**Request**
Reproduce every entry exactly, without alteration.

Extracted data entries
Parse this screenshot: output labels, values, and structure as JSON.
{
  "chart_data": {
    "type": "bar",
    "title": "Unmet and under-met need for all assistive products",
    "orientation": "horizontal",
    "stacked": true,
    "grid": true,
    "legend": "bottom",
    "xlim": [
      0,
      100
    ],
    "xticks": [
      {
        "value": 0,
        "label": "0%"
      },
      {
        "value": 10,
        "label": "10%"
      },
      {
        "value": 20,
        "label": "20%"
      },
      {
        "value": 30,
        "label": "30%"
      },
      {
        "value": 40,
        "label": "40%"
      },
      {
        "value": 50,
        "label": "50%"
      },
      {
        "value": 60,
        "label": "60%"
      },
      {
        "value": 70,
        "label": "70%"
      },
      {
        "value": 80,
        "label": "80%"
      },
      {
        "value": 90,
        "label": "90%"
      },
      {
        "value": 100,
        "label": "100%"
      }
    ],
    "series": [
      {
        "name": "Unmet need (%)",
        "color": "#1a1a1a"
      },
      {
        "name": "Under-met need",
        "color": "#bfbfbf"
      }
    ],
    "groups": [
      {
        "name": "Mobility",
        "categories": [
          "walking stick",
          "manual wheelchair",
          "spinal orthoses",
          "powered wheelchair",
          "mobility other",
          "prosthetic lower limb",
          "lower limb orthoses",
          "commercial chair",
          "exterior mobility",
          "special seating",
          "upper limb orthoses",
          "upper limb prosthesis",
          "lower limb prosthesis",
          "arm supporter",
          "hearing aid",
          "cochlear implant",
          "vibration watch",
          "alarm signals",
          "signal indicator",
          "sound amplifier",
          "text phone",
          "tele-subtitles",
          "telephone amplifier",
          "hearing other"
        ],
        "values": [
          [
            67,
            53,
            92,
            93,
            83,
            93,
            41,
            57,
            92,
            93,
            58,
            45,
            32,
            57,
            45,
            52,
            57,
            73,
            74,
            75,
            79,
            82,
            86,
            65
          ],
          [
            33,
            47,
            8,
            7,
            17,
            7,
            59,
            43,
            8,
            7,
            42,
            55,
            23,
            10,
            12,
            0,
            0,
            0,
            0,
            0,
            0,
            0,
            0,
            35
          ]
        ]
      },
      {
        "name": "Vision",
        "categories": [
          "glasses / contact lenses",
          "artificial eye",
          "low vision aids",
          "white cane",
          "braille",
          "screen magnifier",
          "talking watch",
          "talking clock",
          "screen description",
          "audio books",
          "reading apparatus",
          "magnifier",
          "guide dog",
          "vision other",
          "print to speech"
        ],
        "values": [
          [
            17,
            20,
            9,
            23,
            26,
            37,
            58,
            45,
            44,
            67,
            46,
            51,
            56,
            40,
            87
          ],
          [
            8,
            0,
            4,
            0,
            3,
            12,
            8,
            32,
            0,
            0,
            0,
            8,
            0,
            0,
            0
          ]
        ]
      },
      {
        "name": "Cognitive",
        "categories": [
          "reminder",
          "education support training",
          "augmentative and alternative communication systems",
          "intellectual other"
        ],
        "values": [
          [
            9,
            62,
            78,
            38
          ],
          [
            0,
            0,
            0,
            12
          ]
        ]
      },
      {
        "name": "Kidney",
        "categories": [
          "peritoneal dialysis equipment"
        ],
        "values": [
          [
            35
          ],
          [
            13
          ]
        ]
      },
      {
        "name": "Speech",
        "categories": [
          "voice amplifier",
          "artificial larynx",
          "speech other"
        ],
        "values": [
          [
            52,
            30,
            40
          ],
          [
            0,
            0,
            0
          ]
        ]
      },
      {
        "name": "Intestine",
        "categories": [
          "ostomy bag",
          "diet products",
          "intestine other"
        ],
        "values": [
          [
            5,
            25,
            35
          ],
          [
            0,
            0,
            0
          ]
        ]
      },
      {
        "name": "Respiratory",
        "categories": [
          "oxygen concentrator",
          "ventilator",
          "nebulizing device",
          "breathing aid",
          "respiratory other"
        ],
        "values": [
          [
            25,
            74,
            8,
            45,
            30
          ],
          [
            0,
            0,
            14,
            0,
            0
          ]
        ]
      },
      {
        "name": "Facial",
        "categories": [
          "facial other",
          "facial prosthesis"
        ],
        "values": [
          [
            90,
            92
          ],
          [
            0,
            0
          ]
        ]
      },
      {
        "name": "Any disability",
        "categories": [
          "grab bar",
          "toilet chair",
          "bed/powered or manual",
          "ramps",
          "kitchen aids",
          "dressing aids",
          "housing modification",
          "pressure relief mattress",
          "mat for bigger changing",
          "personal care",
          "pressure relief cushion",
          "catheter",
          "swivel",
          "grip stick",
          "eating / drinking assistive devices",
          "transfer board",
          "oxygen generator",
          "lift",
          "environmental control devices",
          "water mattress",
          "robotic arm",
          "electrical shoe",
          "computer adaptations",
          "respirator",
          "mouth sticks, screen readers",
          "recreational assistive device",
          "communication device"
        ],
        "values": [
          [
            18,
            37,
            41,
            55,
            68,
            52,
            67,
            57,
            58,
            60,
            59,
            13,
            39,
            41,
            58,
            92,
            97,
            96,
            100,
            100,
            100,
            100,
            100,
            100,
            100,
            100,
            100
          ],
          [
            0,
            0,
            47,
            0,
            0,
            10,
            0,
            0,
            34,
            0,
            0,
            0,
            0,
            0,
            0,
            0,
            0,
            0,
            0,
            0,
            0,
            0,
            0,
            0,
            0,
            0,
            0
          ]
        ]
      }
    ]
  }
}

**Output for this task**
Parse this screenshot: output labels, values, and structure as JSON.
{
  "chart_data": {
    "type": "bar",
    "title": "Unmet and under-met need for all assistive products",
    "orientation": "horizontal",
    "stacked": true,
    "grid": true,
    "legend": "bottom",
    "xlim": [
      0,
      100
    ],
    "xticks": [
      {
        "value": 0,
        "label": "0%"
      },
      {
        "value": 10,
        "label": "10%"
      },
      {
        "value": 20,
        "label": "20%"
      },
      {
        "value": 30,
        "label": "30%"
      },
      {
        "value": 40,
        "label": "40%"
      },
      {
        "value": 50,
        "label": "50%"
      },
      {
        "value": 60,
        "label": "60%"
      },
      {
        "value": 70,
        "label": "70%"
      },
      {
        "value": 80,
        "label": "80%"
      },
      {
        "value": 90,
        "label": "90%"
      },
      {
        "value": 100,
        "label": "100%"
      }
    ],
    "series": [
      {
        "name": "Unmet need (%)",
        "color": "#1a1a1a"
      },
      {
        "name": "Under-met need",
        "color": "#bfbfbf"
      }
    ],
    "groups": [
      {
        "name": "Mobility",
        "categories": [
          "walking stick",
          "manual wheelchair",
          "spinal orthoses",
          "powered wheelchair",
          "mobility other",
          "prosthetic lower limb",
          "lower limb orthoses",
          "commercial chair",
          "exterior mobility",
          "special seating",
          "upper limb orthoses",
          "upper limb prosthesis",
          "lower limb prosthesis",
          "arm supporter",
          "hearing aid",
          "cochlear implant",
          "vibration watch",
          "alarm signals",
          "signal indicator",
          "sound amplifier",
          "text phone",
          "tele-subtitles",
          "telephone amplifier",
          "hearing other"
        ],
        "values": [
          [
            67,
            53,
            92,
            93,
            83,
            93,
            41,
            57,
            92,
            93,
            58,
            45,
            32,
            57,
            45,
            52,
            57,
            73,
            74,
            75,
            79,
            82,
            86,
            65
          ],
          [
            33,
            47,
            8,
            7,
            17,
            7,
            59,
            43,
            8,
            7,
            42,
            55,
            23,
            10,
            12,
            0,
            0,
            0,
            0,
            0,
            0,
            0,
            0,
            35
          ]
        ]
      },
      {
        "name": "Vision",
        "categories": [
          "glasses / contact lenses",
          "artificial eye",
          "low vision aids",
          "white cane",
          "braille",
          "screen magnifier",
          "talking watch",
          "talking clock",
          "screen description",
          "audio books",
          "reading apparatus",
          "magnifier",
          "guide dog",
          "vision other",
          "print to speech"
        ],
        "values": [
          [
            17,
            20,
            9,
            23,
            26,
            37,
            58,
            45,
            44,
            67,
            46,
            51,
            56,
            40,
            87
          ],
          [
            8,
            0,
            4,
            0,
            3,
            12,
            8,
            32,
            0,
            0,
            0,
            8,
            0,
            0,
            0
          ]
        ]
      },
      {
        "name": "Cognitive",
        "categories": [
          "reminder",
          "education support training",
          "augmentative and alternative communication systems",
          "intellectual other"
        ],
        "values": [
          [
            9,
            62,
            78,
            38
          ],
          [
            0,
            0,
            0,
            12
          ]
        ]
      },
      {
        "name": "Kidney",
        "categories": [
          "peritoneal dialysis equipment"
        ],
        "values": [
          [
            35
          ],
          [
            13
          ]
        ]
      },
      {
        "name": "Speech",
        "categories": [
          "voice amplifier",
          "artificial larynx",
          "speech other"
        ],
        "values": [
          [
            52,
            30,
            40
          ],
          [
            0,
            0,
            0
          ]
        ]
      },
      {
        "name": "Intestine",
        "categories": [
          "ostomy bag",
          "diet products",
          "intestine other"
        ],
        "values": [
          [
            5,
            25,
            35
          ],
          [
            0,
            0,
            0
          ]
        ]
      },
      {
        "name": "Respiratory",
        "categories": [
          "oxygen concentrator",
          "ventilator",
          "nebulizing device",
          "breathing aid",
          "respiratory other"
        ],
        "values": [
          [
            25,
            74,
            8,
            45,
            30
          ],
          [
            0,
            0,
            14,
            0,
            0
          ]
        ]
      },
      {
        "name": "Facial",
        "categories": [
          "facial other",
          "facial prosthesis"
        ],
        "values": [
          [
            90,
            92
          ],
          [
            0,
            0
          ]
        ]
      },
      {
        "name": "Any disability",
        "categories": [
          "grab bar",
          "toilet chair",
          "bed/powered or manual",
          "ramps",
          "kitchen aids",
          "dressing aids",
          "housing modification",
          "pressure relief mattress",
          "mat for bigger changing",
          "personal care",
          "pressure relief cushion",
          "catheter",
          "swivel",
          "grip stick",
          "eating / drinking assistive devices",
          "transfer board",
          "oxygen generator",
          "lift",
          "environmental control devices",
          "water mattress",
          "robotic arm",
          "electrical shoe",
          "computer adaptations",
          "respirator",
          "mouth sticks, screen readers",
          "recreational assistive device",
          "communication device"
        ],
        "values": [
          [
            18,
            37,
            41,
            55,
            68,
            52,
            67,
            57,
            58,
            60,
            59,
            13,
            39,
            41,
            58,
            92,
            97,
            96,
            100,
            100,
            100,
            100,
            100,
            100,
            100,
            100,
            100
          ],
          [
            0,
            0,
            47,
            0,
            0,
            10,
            0,
            0,
            34,
            0,
            0,
            0,
            0,
            0,
            0,
            0,
            0,
            0,
            0,
            0,
            0,
            0,
            0,
            0,
            0,
            0,
            0
          ]
        ]
      }
    ]
  }
}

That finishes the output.